* **PROMPT**
Every entry must be duplicated precisely as written.

Stored items

========

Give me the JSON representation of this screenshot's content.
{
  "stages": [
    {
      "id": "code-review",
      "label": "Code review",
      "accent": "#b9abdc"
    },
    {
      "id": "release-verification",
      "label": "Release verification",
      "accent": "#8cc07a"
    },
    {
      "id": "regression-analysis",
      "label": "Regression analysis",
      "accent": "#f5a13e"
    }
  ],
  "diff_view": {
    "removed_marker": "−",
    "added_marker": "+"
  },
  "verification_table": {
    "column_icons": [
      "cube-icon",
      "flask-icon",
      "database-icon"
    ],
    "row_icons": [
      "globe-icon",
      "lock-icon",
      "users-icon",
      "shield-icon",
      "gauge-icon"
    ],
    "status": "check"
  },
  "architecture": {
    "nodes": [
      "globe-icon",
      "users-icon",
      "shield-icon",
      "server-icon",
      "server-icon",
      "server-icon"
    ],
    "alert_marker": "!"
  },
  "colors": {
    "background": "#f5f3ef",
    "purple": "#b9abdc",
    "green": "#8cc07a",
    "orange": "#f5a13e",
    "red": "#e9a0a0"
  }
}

========

* **TASK ANSWER**
Give me the JSON representation of this screenshot's content.
{
  "stages": [
    {
      "id": "code-review",
      "label": "Code review",
      "accent": "#b9abdc"
    },
    {
      "id": "release-verification",
      "label": "Release verification",
      "accent": "#8cc07a"
    },
    {
      "id": "regression-analysis",
      "label": "Regression analysis",
      "accent": "#f5a13e"
    }
  ],
  "diff_view": {
    "removed_marker": "−",
    "added_marker": "+"
  },
  "verification_table": {
    "column_icons": [
      "cube-icon",
      "flask-icon",
      "database-icon"
    ],
    "row_icons": [
      "globe-icon",
      "lock-icon",
      "users-icon",
      "shield-icon",
      "gauge-icon"
    ],
    "status": "check"
  },
  "architecture": {
    "nodes": [
      "globe-icon",
      "users-icon",
      "shield-icon",
      "server-icon",
      "server-icon",
      "server-icon"
    ],
    "alert_marker": "!"
  },
  "colors": {
    "background": "#f5f3ef",
    "purple": "#b9abdc",
    "green": "#8cc07a",
    "orange": "#f5a13e",
    "red": "#e9a0a0"
  }
}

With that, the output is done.